DIRECTIONS FOR THIS TASK>
Write out each line in which the string "below" is present.

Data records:
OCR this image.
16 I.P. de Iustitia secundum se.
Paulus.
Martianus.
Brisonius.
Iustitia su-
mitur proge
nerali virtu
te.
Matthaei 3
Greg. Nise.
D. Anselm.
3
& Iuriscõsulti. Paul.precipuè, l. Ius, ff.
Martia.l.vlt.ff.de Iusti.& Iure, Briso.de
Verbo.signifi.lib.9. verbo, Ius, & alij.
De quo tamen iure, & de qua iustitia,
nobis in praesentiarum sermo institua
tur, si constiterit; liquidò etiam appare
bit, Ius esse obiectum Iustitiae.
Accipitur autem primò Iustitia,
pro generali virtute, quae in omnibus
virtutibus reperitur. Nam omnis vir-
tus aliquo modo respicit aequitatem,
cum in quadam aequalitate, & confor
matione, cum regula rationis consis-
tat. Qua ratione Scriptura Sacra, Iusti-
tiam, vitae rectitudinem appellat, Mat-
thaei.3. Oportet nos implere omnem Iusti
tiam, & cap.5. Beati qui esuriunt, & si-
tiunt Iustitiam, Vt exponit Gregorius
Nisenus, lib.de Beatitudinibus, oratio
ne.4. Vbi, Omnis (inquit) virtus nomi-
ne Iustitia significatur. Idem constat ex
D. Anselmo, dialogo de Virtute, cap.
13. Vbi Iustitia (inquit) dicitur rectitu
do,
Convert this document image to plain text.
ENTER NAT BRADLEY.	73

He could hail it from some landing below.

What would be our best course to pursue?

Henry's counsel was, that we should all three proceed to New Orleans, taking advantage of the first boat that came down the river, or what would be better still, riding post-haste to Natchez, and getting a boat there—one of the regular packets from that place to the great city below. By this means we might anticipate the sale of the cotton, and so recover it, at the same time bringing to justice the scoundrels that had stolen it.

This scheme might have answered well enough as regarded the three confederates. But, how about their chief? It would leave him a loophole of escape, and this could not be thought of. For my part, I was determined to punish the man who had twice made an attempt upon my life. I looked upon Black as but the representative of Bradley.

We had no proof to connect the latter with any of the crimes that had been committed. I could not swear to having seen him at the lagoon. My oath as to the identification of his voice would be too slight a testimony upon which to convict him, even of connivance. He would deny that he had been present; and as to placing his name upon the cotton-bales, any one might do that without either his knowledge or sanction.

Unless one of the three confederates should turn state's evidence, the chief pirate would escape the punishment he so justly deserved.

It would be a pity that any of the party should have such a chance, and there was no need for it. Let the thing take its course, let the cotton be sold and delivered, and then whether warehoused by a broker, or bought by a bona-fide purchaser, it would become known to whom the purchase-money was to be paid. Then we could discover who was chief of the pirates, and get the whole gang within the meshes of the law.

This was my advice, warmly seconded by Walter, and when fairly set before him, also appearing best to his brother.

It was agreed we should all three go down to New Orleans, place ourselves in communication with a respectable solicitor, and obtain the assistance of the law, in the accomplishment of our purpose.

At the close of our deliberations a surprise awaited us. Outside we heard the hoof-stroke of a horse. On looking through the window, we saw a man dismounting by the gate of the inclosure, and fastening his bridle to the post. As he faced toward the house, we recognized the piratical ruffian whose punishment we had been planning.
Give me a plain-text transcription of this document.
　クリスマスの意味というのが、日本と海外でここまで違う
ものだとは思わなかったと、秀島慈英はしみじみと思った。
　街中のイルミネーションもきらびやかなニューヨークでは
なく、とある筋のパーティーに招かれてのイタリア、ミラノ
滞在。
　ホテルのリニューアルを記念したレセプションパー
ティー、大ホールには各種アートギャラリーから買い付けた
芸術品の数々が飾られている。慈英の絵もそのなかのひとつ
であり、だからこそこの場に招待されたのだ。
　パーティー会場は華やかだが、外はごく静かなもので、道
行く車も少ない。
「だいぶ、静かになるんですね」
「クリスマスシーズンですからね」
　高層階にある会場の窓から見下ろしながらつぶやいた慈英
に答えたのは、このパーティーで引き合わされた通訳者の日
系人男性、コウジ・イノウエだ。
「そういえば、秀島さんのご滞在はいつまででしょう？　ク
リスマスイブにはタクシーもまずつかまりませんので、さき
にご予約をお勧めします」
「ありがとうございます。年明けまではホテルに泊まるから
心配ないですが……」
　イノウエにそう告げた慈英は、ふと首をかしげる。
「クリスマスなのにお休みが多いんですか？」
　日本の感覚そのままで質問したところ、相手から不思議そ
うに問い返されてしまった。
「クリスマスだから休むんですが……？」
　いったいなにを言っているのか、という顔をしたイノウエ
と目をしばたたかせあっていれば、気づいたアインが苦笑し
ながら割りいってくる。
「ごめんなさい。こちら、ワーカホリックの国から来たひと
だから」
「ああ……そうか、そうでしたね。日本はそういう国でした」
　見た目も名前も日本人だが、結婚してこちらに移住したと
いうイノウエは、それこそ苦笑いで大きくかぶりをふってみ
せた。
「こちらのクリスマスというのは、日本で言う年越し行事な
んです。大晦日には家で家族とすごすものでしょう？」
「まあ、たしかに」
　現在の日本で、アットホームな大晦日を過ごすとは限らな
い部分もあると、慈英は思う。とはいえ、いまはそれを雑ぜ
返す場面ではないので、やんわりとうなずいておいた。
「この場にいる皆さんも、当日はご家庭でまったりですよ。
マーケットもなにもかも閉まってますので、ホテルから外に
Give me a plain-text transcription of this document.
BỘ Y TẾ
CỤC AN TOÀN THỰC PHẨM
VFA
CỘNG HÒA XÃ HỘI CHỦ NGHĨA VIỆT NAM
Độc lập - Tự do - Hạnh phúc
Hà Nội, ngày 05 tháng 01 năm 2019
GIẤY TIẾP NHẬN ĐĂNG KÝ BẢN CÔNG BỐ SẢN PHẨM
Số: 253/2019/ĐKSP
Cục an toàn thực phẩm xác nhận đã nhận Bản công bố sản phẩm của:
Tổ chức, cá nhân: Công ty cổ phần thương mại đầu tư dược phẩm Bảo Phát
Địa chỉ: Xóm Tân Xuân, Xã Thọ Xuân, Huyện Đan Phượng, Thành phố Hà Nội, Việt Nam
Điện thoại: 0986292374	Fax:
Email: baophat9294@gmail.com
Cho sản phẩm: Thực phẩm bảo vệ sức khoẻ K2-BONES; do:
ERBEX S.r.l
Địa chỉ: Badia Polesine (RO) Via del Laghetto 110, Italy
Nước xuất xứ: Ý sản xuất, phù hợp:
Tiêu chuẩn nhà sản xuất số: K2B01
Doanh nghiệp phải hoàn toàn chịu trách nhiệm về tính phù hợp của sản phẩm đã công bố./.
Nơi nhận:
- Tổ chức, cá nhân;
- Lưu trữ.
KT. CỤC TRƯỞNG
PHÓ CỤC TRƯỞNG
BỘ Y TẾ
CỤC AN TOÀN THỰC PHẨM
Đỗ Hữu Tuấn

RESPONSE TO THE TASK>
He could hail it from some landing below.
Henry's counsel was, that we should all three proceed to New Orleans, taking advantage of the first boat that came down the river, or what would be better still, riding post-haste to Natchez, and getting a boat there—one of the regular packets from that place to the great city below. By this means we might anticipate the sale of the cotton, and so recover it, at the same time bringing to justice the scoundrels that had stolen it.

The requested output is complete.